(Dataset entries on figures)
— start —

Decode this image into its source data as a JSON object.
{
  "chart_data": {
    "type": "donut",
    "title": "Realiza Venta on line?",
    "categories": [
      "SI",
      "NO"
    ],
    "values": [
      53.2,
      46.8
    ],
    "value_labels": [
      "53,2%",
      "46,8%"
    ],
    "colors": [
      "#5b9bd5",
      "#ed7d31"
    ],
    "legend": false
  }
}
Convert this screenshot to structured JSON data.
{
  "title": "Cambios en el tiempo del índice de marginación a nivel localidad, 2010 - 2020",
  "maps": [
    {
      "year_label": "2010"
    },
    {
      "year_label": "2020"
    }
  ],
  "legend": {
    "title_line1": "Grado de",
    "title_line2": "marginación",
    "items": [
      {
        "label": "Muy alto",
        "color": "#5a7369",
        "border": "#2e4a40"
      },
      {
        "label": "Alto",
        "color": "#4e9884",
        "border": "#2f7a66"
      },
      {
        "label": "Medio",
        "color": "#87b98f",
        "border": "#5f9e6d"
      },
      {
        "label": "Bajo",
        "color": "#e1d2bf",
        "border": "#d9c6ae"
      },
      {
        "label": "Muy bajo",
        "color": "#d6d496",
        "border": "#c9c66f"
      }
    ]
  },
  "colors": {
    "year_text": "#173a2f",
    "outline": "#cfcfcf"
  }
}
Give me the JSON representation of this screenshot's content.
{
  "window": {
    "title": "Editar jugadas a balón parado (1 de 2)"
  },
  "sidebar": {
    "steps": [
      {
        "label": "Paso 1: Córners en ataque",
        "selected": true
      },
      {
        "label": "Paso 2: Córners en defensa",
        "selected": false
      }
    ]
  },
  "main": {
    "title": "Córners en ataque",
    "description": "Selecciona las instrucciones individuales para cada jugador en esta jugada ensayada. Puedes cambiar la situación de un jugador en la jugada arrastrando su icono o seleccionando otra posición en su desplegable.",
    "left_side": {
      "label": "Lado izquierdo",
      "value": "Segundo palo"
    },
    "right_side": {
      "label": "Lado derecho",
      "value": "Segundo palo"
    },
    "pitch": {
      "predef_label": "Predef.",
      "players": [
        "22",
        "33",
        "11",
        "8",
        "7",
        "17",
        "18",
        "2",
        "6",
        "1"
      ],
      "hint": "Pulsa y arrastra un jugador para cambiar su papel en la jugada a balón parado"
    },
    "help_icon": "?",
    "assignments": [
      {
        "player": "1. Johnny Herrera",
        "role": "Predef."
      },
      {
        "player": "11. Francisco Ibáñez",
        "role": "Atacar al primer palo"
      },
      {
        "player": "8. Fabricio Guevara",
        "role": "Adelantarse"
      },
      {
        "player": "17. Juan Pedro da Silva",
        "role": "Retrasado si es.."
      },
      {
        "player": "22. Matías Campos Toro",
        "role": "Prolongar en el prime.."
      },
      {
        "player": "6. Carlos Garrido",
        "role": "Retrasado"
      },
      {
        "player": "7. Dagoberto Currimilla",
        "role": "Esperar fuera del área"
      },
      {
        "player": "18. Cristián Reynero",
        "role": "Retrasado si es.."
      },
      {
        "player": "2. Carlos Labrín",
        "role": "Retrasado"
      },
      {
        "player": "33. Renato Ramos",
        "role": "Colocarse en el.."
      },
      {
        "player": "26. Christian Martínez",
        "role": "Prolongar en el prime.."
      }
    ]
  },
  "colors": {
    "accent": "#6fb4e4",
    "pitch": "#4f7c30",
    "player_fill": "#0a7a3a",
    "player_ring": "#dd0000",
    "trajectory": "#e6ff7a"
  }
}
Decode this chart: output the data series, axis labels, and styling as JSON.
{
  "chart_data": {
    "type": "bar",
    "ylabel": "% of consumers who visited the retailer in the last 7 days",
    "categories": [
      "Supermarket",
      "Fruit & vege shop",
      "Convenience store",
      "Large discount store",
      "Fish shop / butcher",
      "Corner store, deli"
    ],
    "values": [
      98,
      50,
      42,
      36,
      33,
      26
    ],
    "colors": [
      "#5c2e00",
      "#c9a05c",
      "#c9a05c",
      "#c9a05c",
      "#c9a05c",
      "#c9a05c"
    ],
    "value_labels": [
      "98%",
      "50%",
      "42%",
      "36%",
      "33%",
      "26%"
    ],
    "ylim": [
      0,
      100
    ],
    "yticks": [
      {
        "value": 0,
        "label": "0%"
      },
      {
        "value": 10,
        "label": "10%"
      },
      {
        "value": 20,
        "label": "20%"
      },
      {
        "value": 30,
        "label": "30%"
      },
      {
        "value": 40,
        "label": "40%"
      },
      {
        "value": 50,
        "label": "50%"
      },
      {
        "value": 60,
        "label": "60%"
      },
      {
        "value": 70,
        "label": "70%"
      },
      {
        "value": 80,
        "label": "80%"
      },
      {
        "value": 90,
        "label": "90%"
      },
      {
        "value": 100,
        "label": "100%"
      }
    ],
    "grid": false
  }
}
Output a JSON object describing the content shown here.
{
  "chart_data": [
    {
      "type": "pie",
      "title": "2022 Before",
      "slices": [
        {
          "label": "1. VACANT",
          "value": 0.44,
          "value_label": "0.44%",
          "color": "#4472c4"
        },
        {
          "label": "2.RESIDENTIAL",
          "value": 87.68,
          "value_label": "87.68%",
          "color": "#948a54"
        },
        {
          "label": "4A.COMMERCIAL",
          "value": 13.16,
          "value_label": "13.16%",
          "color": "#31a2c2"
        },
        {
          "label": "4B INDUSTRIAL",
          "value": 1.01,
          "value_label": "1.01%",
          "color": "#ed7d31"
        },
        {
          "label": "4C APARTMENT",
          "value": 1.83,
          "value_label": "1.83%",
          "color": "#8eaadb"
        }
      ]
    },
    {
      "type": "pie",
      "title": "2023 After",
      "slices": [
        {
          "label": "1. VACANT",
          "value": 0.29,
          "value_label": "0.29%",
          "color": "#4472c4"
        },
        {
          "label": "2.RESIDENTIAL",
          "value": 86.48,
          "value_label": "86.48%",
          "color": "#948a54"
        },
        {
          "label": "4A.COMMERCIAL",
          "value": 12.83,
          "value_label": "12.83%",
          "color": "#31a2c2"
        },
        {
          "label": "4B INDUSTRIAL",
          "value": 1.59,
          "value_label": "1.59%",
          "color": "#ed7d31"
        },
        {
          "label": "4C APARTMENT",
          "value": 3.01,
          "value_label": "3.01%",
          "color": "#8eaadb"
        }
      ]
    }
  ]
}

— end —

## INSTRUCTION:
Output an exact copy of each record.

## PROBLEM SOLUTION:
Decode this image into its source data as a JSON object.
{
  "chart_data": {
    "type": "donut",
    "title": "Realiza Venta on line?",
    "categories": [
      "SI",
      "NO"
    ],
    "values": [
      53.2,
      46.8
    ],
    "value_labels": [
      "53,2%",
      "46,8%"
    ],
    "colors": [
      "#5b9bd5",
      "#ed7d31"
    ],
    "legend": false
  }
}
Convert this screenshot to structured JSON data.
{
  "title": "Cambios en el tiempo del índice de marginación a nivel localidad, 2010 - 2020",
  "maps": [
    {
      "year_label": "2010"
    },
    {
      "year_label": "2020"
    }
  ],
  "legend": {
    "title_line1": "Grado de",
    "title_line2": "marginación",
    "items": [
      {
        "label": "Muy alto",
        "color": "#5a7369",
        "border": "#2e4a40"
      },
      {
        "label": "Alto",
        "color": "#4e9884",
        "border": "#2f7a66"
      },
      {
        "label": "Medio",
        "color": "#87b98f",
        "border": "#5f9e6d"
      },
      {
        "label": "Bajo",
        "color": "#e1d2bf",
        "border": "#d9c6ae"
      },
      {
        "label": "Muy bajo",
        "color": "#d6d496",
        "border": "#c9c66f"
      }
    ]
  },
  "colors": {
    "year_text": "#173a2f",
    "outline": "#cfcfcf"
  }
}
Give me the JSON representation of this screenshot's content.
{
  "window": {
    "title": "Editar jugadas a balón parado (1 de 2)"
  },
  "sidebar": {
    "steps": [
      {
        "label": "Paso 1: Córners en ataque",
        "selected": true
      },
      {
        "label": "Paso 2: Córners en defensa",
        "selected": false
      }
    ]
  },
  "main": {
    "title": "Córners en ataque",
    "description": "Selecciona las instrucciones individuales para cada jugador en esta jugada ensayada. Puedes cambiar la situación de un jugador en la jugada arrastrando su icono o seleccionando otra posición en su desplegable.",
    "left_side": {
      "label": "Lado izquierdo",
      "value": "Segundo palo"
    },
    "right_side": {
      "label": "Lado derecho",
      "value": "Segundo palo"
    },
    "pitch": {
      "predef_label": "Predef.",
      "players": [
        "22",
        "33",
        "11",
        "8",
        "7",
        "17",
        "18",
        "2",
        "6",
        "1"
      ],
      "hint": "Pulsa y arrastra un jugador para cambiar su papel en la jugada a balón parado"
    },
    "help_icon": "?",
    "assignments": [
      {
        "player": "1. Johnny Herrera",
        "role": "Predef."
      },
      {
        "player": "11. Francisco Ibáñez",
        "role": "Atacar al primer palo"
      },
      {
        "player": "8. Fabricio Guevara",
        "role": "Adelantarse"
      },
      {
        "player": "17. Juan Pedro da Silva",
        "role": "Retrasado si es.."
      },
      {
        "player": "22. Matías Campos Toro",
        "role": "Prolongar en el prime.."
      },
      {
        "player": "6. Carlos Garrido",
        "role": "Retrasado"
      },
      {
        "player": "7. Dagoberto Currimilla",
        "role": "Esperar fuera del área"
      },
      {
        "player": "18. Cristián Reynero",
        "role": "Retrasado si es.."
      },
      {
        "player": "2. Carlos Labrín",
        "role": "Retrasado"
      },
      {
        "player": "33. Renato Ramos",
        "role": "Colocarse en el.."
      },
      {
        "player": "26. Christian Martínez",
        "role": "Prolongar en el prime.."
      }
    ]
  },
  "colors": {
    "accent": "#6fb4e4",
    "pitch": "#4f7c30",
    "player_fill": "#0a7a3a",
    "player_ring": "#dd0000",
    "trajectory": "#e6ff7a"
  }
}
Decode this chart: output the data series, axis labels, and styling as JSON.
{
  "chart_data": {
    "type": "bar",
    "ylabel": "% of consumers who visited the retailer in the last 7 days",
    "categories": [
      "Supermarket",
      "Fruit & vege shop",
      "Convenience store",
      "Large discount store",
      "Fish shop / butcher",
      "Corner store, deli"
    ],
    "values": [
      98,
      50,
      42,
      36,
      33,
      26
    ],
    "colors": [
      "#5c2e00",
      "#c9a05c",
      "#c9a05c",
      "#c9a05c",
      "#c9a05c",
      "#c9a05c"
    ],
    "value_labels": [
      "98%",
      "50%",
      "42%",
      "36%",
      "33%",
      "26%"
    ],
    "ylim": [
      0,
      100
    ],
    "yticks": [
      {
        "value": 0,
        "label": "0%"
      },
      {
        "value": 10,
        "label": "10%"
      },
      {
        "value": 20,
        "label": "20%"
      },
      {
        "value": 30,
        "label": "30%"
      },
      {
        "value": 40,
        "label": "40%"
      },
      {
        "value": 50,
        "label": "50%"
      },
      {
        "value": 60,
        "label": "60%"
      },
      {
        "value": 70,
        "label": "70%"
      },
      {
        "value": 80,
        "label": "80%"
      },
      {
        "value": 90,
        "label": "90%"
      },
      {
        "value": 100,
        "label": "100%"
      }
    ],
    "grid": false
  }
}
Output a JSON object describing the content shown here.
{
  "chart_data": [
    {
      "type": "pie",
      "title": "2022 Before",
      "slices": [
        {
          "label": "1. VACANT",
          "value": 0.44,
          "value_label": "0.44%",
          "color": "#4472c4"
        },
        {
          "label": "2.RESIDENTIAL",
          "value": 87.68,
          "value_label": "87.68%",
          "color": "#948a54"
        },
        {
          "label": "4A.COMMERCIAL",
          "value": 13.16,
          "value_label": "13.16%",
          "color": "#31a2c2"
        },
        {
          "label": "4B INDUSTRIAL",
          "value": 1.01,
          "value_label": "1.01%",
          "color": "#ed7d31"
        },
        {
          "label": "4C APARTMENT",
          "value": 1.83,
          "value_label": "1.83%",
          "color": "#8eaadb"
        }
      ]
    },
    {
      "type": "pie",
      "title": "2023 After",
      "slices": [
        {
          "label": "1. VACANT",
          "value": 0.29,
          "value_label": "0.29%",
          "color": "#4472c4"
        },
        {
          "label": "2.RESIDENTIAL",
          "value": 86.48,
          "value_label": "86.48%",
          "color": "#948a54"
        },
        {
          "label": "4A.COMMERCIAL",
          "value": 12.83,
          "value_label": "12.83%",
          "color": "#31a2c2"
        },
        {
          "label": "4B INDUSTRIAL",
          "value": 1.59,
          "value_label": "1.59%",
          "color": "#ed7d31"
        },
        {
          "label": "4C APARTMENT",
          "value": 3.01,
          "value_label": "3.01%",
          "color": "#8eaadb"
        }
      ]
    }
  ]
}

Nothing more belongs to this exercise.